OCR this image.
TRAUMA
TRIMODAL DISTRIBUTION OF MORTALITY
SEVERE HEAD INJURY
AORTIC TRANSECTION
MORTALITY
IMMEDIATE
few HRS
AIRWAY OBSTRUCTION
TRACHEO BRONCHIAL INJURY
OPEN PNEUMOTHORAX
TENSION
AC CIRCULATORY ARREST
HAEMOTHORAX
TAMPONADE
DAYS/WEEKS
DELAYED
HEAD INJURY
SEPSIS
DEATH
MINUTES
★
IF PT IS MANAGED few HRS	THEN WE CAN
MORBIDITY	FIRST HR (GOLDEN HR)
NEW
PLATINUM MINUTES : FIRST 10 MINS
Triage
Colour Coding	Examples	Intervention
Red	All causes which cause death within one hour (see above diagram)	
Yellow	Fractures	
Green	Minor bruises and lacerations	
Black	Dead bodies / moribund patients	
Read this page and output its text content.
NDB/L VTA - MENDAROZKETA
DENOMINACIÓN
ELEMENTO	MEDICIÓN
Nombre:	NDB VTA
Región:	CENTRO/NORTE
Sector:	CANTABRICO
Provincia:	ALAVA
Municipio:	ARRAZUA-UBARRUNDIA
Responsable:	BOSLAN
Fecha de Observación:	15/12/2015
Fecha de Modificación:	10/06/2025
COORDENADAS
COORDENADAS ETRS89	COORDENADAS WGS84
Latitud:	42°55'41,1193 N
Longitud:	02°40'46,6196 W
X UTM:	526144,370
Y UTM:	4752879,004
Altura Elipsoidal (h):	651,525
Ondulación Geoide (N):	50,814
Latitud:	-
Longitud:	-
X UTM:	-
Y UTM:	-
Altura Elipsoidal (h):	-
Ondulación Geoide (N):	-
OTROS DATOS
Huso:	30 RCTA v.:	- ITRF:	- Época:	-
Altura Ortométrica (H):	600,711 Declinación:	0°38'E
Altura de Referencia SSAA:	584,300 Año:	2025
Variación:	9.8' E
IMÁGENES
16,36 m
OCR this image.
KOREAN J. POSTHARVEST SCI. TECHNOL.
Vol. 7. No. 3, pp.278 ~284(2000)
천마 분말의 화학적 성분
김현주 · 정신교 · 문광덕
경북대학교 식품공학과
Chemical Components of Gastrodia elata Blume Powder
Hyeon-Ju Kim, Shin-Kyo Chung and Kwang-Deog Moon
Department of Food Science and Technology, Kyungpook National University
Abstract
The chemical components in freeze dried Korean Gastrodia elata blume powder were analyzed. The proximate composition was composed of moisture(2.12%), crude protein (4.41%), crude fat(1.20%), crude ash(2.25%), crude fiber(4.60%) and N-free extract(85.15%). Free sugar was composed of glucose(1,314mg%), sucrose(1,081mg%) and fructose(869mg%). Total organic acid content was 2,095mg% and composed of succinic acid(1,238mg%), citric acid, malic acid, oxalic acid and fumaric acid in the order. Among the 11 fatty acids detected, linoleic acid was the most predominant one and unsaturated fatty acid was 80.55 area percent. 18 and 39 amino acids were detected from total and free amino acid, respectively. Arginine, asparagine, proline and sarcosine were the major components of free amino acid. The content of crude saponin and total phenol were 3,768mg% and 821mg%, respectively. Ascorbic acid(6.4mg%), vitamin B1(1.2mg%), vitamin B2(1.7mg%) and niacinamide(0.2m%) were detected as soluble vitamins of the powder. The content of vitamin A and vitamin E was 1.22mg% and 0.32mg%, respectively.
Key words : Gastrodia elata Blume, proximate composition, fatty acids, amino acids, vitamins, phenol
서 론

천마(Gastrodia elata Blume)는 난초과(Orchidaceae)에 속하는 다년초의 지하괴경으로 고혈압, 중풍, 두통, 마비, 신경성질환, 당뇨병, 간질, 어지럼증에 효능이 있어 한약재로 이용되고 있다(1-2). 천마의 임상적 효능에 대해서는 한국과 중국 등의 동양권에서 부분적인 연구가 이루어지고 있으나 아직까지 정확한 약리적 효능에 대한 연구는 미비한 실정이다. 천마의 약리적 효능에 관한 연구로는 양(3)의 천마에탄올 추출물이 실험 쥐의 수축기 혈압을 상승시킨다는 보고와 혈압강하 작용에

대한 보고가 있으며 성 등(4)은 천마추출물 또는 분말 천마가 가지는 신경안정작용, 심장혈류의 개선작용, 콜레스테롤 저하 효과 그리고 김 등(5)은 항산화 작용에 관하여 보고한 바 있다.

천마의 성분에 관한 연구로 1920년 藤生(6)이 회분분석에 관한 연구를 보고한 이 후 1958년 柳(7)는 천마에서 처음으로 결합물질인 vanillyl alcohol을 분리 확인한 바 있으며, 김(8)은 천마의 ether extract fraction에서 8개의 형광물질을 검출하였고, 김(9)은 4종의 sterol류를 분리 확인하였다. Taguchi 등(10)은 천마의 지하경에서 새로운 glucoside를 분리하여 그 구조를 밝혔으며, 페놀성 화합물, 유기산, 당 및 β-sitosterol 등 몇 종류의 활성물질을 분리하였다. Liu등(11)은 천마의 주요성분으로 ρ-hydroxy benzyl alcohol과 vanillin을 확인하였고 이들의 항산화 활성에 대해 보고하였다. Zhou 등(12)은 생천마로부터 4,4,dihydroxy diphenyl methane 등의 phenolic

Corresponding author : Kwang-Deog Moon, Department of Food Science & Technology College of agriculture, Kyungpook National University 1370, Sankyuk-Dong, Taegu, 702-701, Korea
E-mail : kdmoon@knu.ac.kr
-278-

Your assignment
Search the listing for "Geoide" and show every line where it occurs.

Finished exercise
Ondulación Geoide (N):	50,814
Ondulación Geoide (N):	-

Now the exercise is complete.